Extract the line that contains "Output the text content of this document." and every line after it to the end of the records below, exactly as written and nothing else.

# Data shown start

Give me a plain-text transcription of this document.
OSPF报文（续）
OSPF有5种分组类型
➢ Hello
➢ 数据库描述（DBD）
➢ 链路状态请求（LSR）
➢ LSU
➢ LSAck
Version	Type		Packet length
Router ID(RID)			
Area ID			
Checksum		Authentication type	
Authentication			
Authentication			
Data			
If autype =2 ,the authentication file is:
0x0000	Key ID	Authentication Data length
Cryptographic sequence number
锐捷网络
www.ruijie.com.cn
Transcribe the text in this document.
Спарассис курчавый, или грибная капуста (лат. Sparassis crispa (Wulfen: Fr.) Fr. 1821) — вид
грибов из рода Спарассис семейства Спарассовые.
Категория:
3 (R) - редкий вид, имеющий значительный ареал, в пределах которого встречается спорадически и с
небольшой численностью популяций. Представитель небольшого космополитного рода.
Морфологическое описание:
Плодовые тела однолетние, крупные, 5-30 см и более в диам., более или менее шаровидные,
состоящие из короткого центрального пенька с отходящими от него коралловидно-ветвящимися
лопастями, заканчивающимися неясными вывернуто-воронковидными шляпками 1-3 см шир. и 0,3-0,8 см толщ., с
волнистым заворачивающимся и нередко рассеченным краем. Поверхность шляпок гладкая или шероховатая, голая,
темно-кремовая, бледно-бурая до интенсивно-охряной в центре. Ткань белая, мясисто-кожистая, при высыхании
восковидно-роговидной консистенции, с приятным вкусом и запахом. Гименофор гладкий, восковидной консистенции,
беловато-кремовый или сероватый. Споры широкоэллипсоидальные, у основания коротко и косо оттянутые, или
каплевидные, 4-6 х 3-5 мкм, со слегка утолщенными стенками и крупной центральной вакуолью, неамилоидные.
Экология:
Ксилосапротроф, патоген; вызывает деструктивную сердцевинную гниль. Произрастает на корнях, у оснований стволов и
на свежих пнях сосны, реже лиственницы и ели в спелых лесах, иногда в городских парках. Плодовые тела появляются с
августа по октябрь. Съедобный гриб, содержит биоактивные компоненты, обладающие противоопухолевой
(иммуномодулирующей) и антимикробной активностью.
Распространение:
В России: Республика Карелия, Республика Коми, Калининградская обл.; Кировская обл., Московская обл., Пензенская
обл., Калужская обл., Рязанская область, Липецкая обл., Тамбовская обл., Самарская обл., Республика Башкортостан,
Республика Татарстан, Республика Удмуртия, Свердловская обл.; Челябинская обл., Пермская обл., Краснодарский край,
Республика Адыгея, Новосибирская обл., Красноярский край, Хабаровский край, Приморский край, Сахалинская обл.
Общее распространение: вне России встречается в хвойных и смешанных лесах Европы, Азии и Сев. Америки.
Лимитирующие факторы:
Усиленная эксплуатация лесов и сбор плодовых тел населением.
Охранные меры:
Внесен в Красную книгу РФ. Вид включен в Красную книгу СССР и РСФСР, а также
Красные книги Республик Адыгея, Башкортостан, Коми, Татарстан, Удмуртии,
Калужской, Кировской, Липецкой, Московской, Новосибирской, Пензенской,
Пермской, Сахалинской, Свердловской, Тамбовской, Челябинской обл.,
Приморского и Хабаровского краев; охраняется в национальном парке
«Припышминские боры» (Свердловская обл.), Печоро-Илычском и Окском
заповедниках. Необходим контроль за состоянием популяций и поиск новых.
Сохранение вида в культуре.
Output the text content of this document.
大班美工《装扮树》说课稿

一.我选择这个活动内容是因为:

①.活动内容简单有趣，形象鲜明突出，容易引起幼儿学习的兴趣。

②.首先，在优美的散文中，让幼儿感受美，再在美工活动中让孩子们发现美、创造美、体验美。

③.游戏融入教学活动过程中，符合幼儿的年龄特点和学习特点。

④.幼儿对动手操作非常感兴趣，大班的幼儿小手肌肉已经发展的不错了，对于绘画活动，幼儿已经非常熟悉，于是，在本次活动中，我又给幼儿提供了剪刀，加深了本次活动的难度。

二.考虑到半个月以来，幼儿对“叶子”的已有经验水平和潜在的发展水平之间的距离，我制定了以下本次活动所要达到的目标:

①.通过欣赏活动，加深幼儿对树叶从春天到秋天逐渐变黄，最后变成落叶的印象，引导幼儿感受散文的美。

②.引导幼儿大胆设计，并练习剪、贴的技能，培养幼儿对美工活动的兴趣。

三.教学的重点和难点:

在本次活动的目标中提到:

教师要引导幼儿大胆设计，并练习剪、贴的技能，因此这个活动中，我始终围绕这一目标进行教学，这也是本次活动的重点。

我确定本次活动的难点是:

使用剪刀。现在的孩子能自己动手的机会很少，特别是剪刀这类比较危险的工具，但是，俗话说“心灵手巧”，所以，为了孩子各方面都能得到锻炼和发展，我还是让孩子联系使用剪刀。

# Data shown end

:: Result of this task ::
Output the text content of this document.
大班美工《装扮树》说课稿

一.我选择这个活动内容是因为:

①.活动内容简单有趣，形象鲜明突出，容易引起幼儿学习的兴趣。

②.首先，在优美的散文中，让幼儿感受美，再在美工活动中让孩子们发现美、创造美、体验美。

③.游戏融入教学活动过程中，符合幼儿的年龄特点和学习特点。

④.幼儿对动手操作非常感兴趣，大班的幼儿小手肌肉已经发展的不错了，对于绘画活动，幼儿已经非常熟悉，于是，在本次活动中，我又给幼儿提供了剪刀，加深了本次活动的难度。

二.考虑到半个月以来，幼儿对“叶子”的已有经验水平和潜在的发展水平之间的距离，我制定了以下本次活动所要达到的目标:

①.通过欣赏活动，加深幼儿对树叶从春天到秋天逐渐变黄，最后变成落叶的印象，引导幼儿感受散文的美。

②.引导幼儿大胆设计，并练习剪、贴的技能，培养幼儿对美工活动的兴趣。

三.教学的重点和难点:

在本次活动的目标中提到:

教师要引导幼儿大胆设计，并练习剪、贴的技能，因此这个活动中，我始终围绕这一目标进行教学，这也是本次活动的重点。

我确定本次活动的难点是:

使用剪刀。现在的孩子能自己动手的机会很少，特别是剪刀这类比较危险的工具，但是，俗话说“心灵手巧”，所以，为了孩子各方面都能得到锻炼和发展，我还是让孩子联系使用剪刀。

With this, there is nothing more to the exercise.